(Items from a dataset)

┌──

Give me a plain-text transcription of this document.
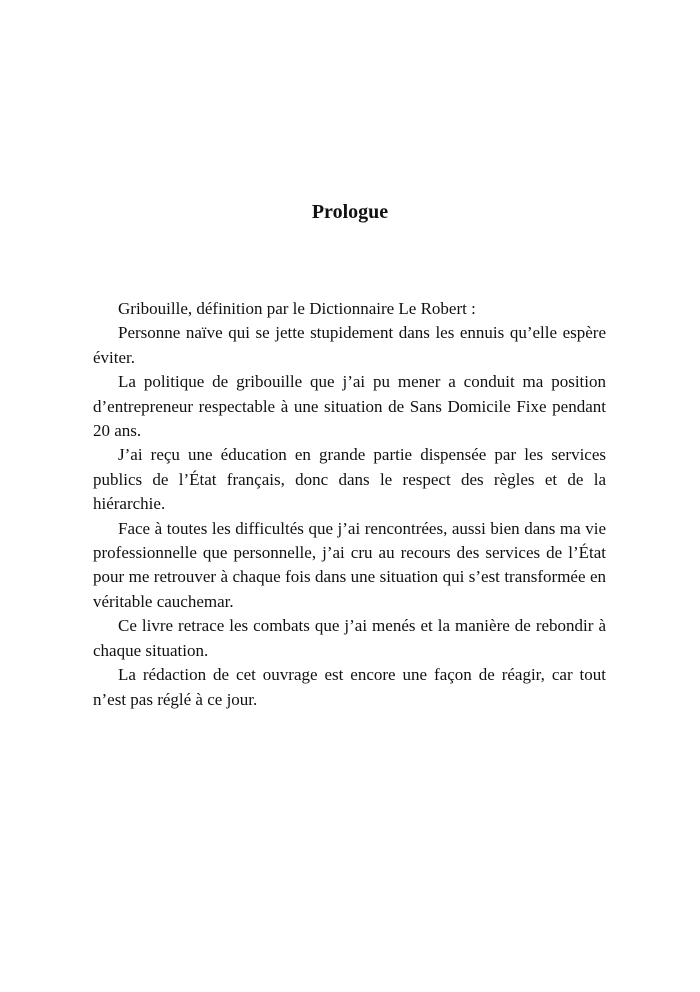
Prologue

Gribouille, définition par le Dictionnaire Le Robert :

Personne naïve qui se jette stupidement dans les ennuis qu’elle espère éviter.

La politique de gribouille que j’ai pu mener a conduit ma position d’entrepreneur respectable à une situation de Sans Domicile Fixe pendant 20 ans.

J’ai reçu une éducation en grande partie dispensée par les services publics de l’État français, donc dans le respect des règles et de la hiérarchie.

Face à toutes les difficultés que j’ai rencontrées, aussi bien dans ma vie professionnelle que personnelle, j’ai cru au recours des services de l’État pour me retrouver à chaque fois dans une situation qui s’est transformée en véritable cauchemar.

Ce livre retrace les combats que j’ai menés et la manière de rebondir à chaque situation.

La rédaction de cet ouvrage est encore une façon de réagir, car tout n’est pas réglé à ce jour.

└──
┌──

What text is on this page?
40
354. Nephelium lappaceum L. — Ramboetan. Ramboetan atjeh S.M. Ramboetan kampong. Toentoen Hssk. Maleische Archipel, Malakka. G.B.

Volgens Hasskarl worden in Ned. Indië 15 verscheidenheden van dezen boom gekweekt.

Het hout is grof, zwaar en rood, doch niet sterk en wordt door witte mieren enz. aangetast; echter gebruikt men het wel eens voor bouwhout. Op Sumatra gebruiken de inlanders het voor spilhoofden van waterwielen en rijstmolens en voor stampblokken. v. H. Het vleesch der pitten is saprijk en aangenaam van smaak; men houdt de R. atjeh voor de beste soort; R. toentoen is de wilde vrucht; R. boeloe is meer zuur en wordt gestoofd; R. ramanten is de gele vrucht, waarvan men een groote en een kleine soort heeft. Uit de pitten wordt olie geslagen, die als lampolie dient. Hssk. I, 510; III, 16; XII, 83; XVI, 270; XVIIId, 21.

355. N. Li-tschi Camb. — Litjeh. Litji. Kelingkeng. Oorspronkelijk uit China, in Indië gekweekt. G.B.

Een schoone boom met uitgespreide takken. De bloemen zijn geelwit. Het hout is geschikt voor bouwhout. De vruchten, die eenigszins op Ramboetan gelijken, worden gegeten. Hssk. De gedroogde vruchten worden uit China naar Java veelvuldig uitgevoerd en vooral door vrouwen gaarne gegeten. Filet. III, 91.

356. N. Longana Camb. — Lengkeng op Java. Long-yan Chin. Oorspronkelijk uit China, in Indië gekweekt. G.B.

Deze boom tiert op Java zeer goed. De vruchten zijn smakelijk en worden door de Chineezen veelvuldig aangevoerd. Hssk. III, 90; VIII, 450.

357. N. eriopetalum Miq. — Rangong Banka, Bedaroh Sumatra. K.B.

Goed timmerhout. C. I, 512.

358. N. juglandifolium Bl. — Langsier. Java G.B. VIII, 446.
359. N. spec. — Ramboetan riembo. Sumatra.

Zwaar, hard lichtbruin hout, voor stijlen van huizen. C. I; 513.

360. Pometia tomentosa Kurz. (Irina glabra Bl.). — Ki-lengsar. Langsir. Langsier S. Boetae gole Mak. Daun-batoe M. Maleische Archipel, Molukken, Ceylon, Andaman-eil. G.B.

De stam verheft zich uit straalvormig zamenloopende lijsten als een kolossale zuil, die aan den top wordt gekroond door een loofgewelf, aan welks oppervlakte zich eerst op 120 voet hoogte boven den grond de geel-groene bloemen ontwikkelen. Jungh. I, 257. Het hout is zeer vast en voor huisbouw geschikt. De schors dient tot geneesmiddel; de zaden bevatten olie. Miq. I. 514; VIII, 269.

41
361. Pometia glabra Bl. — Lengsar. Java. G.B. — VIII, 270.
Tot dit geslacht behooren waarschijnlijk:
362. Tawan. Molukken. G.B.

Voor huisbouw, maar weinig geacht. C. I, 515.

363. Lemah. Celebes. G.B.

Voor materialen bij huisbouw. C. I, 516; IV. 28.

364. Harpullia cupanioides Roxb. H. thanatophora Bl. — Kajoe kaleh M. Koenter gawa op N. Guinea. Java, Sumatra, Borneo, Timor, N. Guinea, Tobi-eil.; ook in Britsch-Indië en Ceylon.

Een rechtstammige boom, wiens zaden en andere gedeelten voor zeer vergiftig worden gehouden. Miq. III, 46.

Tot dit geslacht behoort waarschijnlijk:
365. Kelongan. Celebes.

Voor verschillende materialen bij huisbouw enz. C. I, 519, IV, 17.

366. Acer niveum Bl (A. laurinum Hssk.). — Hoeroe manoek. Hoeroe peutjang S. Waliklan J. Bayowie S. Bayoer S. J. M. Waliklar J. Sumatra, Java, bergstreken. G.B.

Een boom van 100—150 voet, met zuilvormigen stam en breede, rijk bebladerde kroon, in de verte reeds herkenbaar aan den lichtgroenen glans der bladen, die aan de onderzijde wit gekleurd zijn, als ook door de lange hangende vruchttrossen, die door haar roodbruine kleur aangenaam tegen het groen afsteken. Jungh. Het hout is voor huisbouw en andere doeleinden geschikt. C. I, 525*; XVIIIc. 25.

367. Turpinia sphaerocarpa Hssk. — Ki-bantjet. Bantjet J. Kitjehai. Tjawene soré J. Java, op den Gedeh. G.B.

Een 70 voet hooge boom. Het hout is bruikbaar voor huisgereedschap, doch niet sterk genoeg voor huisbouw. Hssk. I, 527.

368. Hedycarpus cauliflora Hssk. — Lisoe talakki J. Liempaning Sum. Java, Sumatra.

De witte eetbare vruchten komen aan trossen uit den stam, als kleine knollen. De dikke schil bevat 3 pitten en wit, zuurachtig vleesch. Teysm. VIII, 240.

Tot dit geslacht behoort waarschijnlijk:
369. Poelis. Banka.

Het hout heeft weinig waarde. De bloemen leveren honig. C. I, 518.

└──
┌──

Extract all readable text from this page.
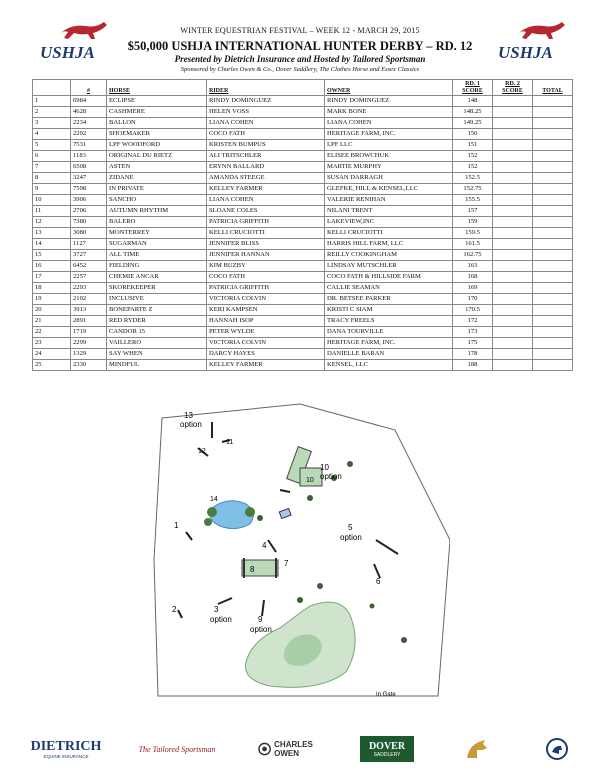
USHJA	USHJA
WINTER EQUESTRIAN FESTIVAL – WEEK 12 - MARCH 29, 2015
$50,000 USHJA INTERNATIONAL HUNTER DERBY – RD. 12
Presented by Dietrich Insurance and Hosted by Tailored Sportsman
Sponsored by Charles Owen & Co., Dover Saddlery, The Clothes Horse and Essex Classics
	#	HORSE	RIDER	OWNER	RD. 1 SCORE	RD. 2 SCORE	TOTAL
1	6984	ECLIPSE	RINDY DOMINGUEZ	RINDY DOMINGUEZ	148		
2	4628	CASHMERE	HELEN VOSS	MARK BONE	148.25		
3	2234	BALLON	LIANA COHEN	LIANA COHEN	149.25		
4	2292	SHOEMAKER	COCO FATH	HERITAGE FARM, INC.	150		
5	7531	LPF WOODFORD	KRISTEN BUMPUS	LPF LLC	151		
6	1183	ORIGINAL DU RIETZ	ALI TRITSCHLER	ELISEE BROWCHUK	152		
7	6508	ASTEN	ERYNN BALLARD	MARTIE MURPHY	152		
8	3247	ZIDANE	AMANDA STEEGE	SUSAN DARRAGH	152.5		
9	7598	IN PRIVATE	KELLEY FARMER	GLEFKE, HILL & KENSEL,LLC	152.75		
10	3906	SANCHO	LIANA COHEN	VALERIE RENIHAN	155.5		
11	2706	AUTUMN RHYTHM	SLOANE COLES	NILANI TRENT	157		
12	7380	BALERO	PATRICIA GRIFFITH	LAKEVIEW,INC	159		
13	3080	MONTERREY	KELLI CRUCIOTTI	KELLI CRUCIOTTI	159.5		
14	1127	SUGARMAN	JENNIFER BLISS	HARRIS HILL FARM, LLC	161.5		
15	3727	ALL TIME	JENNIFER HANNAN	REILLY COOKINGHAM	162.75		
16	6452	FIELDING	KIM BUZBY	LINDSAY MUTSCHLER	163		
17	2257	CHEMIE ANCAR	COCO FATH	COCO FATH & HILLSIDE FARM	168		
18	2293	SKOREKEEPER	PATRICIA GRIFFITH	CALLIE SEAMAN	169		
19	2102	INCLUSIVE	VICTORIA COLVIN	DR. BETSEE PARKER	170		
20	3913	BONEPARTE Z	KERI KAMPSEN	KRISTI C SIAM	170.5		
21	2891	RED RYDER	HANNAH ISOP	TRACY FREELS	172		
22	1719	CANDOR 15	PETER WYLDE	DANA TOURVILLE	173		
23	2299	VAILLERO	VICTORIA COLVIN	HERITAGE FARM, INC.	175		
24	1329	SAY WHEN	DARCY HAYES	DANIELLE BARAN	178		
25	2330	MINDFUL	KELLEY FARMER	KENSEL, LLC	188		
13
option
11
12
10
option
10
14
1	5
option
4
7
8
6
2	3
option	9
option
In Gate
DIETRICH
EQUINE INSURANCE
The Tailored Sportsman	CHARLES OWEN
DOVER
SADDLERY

└──

— TASK DESCRIPTION —
Count how many lines of the data include the word "materialen". Your reply should be that number alone.

— FINISHED ANSWER —
2